## EXERCISE INPUTS
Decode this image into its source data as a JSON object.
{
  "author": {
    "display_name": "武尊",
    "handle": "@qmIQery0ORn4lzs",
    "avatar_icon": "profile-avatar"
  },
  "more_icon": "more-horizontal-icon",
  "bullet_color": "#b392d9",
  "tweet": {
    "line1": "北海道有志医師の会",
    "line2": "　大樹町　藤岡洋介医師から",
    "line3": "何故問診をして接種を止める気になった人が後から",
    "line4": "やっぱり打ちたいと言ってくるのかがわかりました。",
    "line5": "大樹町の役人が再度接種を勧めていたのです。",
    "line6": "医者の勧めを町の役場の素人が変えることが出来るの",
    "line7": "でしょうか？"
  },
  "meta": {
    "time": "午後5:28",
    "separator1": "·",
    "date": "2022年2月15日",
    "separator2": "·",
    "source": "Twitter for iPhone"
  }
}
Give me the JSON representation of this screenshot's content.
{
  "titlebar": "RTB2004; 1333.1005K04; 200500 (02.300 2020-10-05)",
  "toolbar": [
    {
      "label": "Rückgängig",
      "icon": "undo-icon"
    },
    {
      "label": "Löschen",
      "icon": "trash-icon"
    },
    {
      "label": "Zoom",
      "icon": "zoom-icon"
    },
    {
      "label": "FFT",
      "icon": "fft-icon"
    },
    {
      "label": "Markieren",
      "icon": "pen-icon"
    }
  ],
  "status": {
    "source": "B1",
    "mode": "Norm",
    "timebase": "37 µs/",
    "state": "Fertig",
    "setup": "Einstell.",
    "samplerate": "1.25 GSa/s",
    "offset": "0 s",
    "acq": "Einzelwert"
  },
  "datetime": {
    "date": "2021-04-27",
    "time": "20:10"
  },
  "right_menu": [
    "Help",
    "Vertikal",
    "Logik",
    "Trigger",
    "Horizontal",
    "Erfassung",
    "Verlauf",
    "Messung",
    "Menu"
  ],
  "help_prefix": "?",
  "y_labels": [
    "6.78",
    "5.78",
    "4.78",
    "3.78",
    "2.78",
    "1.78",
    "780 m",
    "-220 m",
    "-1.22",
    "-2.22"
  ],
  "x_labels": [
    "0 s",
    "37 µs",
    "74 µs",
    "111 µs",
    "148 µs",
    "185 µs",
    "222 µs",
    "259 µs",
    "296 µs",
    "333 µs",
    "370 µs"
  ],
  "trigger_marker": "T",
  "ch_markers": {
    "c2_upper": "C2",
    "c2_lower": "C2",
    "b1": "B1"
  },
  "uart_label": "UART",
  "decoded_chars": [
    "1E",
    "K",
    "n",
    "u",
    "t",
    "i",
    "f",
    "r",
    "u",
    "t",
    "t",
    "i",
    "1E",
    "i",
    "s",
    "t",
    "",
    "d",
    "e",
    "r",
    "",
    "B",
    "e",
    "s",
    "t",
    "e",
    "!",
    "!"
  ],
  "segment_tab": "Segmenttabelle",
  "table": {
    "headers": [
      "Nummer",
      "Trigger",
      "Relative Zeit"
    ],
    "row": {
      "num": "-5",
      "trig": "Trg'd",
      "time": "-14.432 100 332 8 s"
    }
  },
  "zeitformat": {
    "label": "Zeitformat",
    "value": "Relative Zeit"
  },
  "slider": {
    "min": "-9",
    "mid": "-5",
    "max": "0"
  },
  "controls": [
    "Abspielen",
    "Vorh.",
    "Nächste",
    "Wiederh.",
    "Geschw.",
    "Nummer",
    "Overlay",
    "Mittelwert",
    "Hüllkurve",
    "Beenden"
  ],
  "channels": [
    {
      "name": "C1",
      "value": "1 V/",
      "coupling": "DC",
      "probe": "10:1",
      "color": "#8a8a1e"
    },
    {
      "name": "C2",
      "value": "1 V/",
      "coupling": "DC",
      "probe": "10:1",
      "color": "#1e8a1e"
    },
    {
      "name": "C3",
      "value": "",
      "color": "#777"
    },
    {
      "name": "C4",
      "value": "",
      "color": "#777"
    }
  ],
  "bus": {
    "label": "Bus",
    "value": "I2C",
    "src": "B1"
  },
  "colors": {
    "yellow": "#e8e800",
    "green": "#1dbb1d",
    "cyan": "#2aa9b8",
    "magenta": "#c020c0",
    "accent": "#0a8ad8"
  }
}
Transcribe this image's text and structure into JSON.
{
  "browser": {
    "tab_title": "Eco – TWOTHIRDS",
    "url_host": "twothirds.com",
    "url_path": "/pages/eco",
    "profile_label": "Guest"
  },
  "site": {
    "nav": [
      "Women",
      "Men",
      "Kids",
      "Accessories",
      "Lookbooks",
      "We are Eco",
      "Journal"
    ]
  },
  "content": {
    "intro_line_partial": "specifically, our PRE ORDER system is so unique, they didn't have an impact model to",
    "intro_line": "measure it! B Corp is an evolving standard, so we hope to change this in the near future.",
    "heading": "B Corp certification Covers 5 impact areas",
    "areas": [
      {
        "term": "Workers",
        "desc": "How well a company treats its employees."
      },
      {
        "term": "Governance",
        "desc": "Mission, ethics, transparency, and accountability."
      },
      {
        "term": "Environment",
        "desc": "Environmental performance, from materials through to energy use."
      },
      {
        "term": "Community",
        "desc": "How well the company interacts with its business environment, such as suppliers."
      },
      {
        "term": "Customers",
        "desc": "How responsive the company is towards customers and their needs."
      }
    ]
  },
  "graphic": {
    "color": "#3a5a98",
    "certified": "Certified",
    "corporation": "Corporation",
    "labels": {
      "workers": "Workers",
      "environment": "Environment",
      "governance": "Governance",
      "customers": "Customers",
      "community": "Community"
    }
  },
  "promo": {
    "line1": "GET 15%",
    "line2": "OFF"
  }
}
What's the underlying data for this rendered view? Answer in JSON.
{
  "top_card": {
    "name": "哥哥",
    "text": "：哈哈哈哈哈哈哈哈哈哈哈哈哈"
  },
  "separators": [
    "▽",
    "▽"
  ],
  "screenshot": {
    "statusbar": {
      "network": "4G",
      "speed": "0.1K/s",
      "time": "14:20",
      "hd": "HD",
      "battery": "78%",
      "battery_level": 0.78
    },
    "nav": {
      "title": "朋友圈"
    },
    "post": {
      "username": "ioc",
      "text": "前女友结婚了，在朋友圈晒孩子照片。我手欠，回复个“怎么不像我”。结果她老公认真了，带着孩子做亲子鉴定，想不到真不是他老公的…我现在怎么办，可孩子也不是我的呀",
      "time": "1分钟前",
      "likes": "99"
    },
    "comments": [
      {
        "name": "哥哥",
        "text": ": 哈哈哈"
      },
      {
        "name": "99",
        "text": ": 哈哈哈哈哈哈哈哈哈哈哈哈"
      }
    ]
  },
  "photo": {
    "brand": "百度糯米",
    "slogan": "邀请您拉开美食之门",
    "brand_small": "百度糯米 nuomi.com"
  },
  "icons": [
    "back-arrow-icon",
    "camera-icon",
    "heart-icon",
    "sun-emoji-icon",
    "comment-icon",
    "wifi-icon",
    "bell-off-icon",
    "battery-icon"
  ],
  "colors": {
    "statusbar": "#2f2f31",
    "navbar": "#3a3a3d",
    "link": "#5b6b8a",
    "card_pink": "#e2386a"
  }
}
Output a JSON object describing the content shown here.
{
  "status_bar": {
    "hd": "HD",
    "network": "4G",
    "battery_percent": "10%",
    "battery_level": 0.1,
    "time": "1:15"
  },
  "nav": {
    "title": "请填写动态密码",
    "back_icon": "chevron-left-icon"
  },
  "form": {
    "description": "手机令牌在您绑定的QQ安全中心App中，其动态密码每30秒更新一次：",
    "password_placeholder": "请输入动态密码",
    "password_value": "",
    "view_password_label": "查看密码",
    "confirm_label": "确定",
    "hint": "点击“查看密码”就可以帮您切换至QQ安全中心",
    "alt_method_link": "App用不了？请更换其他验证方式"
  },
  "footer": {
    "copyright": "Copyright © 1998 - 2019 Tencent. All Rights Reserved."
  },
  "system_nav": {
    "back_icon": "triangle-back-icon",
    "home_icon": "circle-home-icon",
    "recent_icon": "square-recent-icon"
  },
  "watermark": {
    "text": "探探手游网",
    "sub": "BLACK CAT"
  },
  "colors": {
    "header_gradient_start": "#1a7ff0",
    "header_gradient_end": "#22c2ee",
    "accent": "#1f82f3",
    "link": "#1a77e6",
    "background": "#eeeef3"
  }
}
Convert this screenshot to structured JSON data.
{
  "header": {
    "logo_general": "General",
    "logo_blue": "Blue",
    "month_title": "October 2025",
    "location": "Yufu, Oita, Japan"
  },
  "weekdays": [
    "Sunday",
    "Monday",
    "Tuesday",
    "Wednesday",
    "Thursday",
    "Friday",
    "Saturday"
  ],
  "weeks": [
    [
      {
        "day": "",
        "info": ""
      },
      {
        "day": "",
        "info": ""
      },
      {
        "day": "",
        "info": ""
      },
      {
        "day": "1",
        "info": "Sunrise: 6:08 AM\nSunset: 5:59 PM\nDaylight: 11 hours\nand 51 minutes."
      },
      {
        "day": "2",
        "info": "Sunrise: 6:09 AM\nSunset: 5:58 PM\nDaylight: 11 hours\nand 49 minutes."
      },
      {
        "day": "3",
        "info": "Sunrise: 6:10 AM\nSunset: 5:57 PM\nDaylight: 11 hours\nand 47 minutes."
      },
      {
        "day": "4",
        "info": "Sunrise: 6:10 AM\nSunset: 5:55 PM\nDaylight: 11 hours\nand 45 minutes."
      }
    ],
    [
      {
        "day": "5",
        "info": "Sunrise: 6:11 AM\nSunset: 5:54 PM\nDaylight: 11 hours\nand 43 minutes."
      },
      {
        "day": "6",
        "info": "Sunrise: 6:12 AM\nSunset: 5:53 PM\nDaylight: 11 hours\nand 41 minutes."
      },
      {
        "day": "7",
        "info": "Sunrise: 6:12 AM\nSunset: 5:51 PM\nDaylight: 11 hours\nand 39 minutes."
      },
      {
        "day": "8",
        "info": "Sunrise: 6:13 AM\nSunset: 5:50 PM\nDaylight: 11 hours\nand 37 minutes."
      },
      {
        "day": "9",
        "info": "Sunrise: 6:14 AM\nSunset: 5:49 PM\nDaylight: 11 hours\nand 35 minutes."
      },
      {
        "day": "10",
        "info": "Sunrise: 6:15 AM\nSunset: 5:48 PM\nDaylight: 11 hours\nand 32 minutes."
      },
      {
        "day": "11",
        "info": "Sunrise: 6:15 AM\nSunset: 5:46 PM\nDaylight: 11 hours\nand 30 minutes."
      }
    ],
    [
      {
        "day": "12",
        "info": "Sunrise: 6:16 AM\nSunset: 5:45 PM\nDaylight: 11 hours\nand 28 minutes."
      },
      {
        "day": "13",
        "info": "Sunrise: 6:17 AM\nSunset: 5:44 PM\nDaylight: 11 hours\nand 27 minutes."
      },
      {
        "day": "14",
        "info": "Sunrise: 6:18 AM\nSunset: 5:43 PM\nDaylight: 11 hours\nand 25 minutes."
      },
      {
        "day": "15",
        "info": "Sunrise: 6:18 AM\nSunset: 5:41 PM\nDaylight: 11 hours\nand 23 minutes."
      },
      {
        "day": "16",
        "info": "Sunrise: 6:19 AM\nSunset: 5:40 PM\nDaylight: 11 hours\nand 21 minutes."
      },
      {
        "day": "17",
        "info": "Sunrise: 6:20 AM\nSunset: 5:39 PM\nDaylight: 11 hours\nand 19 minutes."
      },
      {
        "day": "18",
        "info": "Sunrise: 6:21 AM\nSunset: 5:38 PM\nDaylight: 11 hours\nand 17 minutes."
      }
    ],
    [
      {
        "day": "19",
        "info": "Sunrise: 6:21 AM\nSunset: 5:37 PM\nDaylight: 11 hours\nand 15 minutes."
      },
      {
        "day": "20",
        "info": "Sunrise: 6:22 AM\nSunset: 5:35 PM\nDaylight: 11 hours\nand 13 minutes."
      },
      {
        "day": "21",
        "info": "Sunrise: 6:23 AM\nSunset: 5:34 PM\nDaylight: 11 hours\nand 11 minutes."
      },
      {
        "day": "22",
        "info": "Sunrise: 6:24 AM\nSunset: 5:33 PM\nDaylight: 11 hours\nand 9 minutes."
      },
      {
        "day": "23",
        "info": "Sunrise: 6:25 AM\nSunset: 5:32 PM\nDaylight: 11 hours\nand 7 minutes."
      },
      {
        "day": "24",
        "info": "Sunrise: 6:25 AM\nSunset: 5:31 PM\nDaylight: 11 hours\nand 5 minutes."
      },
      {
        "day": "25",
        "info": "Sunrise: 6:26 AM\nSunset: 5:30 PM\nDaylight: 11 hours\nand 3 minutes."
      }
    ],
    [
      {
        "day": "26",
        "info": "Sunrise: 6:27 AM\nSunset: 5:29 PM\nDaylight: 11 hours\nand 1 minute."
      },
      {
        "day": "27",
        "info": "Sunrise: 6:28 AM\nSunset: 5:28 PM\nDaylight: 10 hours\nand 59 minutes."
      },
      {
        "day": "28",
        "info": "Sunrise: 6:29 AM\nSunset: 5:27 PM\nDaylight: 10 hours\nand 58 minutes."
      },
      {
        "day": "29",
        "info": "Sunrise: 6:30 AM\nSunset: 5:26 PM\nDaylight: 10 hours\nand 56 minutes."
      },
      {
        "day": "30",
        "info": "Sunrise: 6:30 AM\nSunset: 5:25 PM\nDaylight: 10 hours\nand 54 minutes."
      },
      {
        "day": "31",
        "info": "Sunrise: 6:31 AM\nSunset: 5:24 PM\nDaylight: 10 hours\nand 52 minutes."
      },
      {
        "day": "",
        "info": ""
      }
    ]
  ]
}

## WRITTEN TASK
Across the records above, count the lines holding "this" and reply with that number alone.

## THE SOLUTION
6